Data records
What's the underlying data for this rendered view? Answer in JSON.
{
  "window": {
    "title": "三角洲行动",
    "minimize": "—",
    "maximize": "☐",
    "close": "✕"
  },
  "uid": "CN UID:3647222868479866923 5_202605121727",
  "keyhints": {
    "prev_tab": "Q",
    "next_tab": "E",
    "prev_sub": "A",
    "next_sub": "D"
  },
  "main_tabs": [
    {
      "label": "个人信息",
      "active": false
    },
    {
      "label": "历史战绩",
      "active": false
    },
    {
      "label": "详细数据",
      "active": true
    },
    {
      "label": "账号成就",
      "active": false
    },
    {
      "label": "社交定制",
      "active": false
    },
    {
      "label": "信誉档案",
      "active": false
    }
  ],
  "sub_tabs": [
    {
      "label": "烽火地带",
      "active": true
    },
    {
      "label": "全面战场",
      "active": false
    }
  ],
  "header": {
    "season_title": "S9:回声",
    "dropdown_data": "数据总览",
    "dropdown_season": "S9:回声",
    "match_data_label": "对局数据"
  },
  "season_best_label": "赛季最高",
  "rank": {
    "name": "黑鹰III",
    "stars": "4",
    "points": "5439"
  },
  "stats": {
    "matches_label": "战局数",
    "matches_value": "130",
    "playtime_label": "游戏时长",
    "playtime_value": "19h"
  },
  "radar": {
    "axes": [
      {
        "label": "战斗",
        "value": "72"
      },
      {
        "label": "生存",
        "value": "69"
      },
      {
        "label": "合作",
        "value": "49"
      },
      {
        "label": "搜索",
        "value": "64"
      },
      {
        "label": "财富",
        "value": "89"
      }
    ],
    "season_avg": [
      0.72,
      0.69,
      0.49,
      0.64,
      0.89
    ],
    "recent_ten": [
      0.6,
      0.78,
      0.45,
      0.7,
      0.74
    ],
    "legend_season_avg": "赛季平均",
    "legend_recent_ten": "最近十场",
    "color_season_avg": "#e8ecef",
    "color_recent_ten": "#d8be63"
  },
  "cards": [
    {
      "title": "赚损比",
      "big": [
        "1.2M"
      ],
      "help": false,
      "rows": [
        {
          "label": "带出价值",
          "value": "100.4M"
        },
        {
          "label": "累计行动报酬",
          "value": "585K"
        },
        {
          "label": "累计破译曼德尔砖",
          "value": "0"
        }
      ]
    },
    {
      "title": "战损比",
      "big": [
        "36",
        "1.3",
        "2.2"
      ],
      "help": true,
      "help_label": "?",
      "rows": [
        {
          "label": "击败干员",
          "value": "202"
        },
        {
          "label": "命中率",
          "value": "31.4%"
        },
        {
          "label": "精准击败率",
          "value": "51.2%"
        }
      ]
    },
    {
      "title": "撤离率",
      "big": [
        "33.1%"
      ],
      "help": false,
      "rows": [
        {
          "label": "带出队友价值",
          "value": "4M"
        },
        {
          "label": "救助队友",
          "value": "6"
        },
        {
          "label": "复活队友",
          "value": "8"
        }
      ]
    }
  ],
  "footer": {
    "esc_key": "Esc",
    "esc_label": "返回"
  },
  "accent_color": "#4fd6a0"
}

_What you have to do_:
Write out the records shown above, exactly as they appear.

_Written answer_:
What's the underlying data for this rendered view? Answer in JSON.
{
  "window": {
    "title": "三角洲行动",
    "minimize": "—",
    "maximize": "☐",
    "close": "✕"
  },
  "uid": "CN UID:3647222868479866923 5_202605121727",
  "keyhints": {
    "prev_tab": "Q",
    "next_tab": "E",
    "prev_sub": "A",
    "next_sub": "D"
  },
  "main_tabs": [
    {
      "label": "个人信息",
      "active": false
    },
    {
      "label": "历史战绩",
      "active": false
    },
    {
      "label": "详细数据",
      "active": true
    },
    {
      "label": "账号成就",
      "active": false
    },
    {
      "label": "社交定制",
      "active": false
    },
    {
      "label": "信誉档案",
      "active": false
    }
  ],
  "sub_tabs": [
    {
      "label": "烽火地带",
      "active": true
    },
    {
      "label": "全面战场",
      "active": false
    }
  ],
  "header": {
    "season_title": "S9:回声",
    "dropdown_data": "数据总览",
    "dropdown_season": "S9:回声",
    "match_data_label": "对局数据"
  },
  "season_best_label": "赛季最高",
  "rank": {
    "name": "黑鹰III",
    "stars": "4",
    "points": "5439"
  },
  "stats": {
    "matches_label": "战局数",
    "matches_value": "130",
    "playtime_label": "游戏时长",
    "playtime_value": "19h"
  },
  "radar": {
    "axes": [
      {
        "label": "战斗",
        "value": "72"
      },
      {
        "label": "生存",
        "value": "69"
      },
      {
        "label": "合作",
        "value": "49"
      },
      {
        "label": "搜索",
        "value": "64"
      },
      {
        "label": "财富",
        "value": "89"
      }
    ],
    "season_avg": [
      0.72,
      0.69,
      0.49,
      0.64,
      0.89
    ],
    "recent_ten": [
      0.6,
      0.78,
      0.45,
      0.7,
      0.74
    ],
    "legend_season_avg": "赛季平均",
    "legend_recent_ten": "最近十场",
    "color_season_avg": "#e8ecef",
    "color_recent_ten": "#d8be63"
  },
  "cards": [
    {
      "title": "赚损比",
      "big": [
        "1.2M"
      ],
      "help": false,
      "rows": [
        {
          "label": "带出价值",
          "value": "100.4M"
        },
        {
          "label": "累计行动报酬",
          "value": "585K"
        },
        {
          "label": "累计破译曼德尔砖",
          "value": "0"
        }
      ]
    },
    {
      "title": "战损比",
      "big": [
        "36",
        "1.3",
        "2.2"
      ],
      "help": true,
      "help_label": "?",
      "rows": [
        {
          "label": "击败干员",
          "value": "202"
        },
        {
          "label": "命中率",
          "value": "31.4%"
        },
        {
          "label": "精准击败率",
          "value": "51.2%"
        }
      ]
    },
    {
      "title": "撤离率",
      "big": [
        "33.1%"
      ],
      "help": false,
      "rows": [
        {
          "label": "带出队友价值",
          "value": "4M"
        },
        {
          "label": "救助队友",
          "value": "6"
        },
        {
          "label": "复活队友",
          "value": "8"
        }
      ]
    }
  ],
  "footer": {
    "esc_key": "Esc",
    "esc_label": "返回"
  },
  "accent_color": "#4fd6a0"
}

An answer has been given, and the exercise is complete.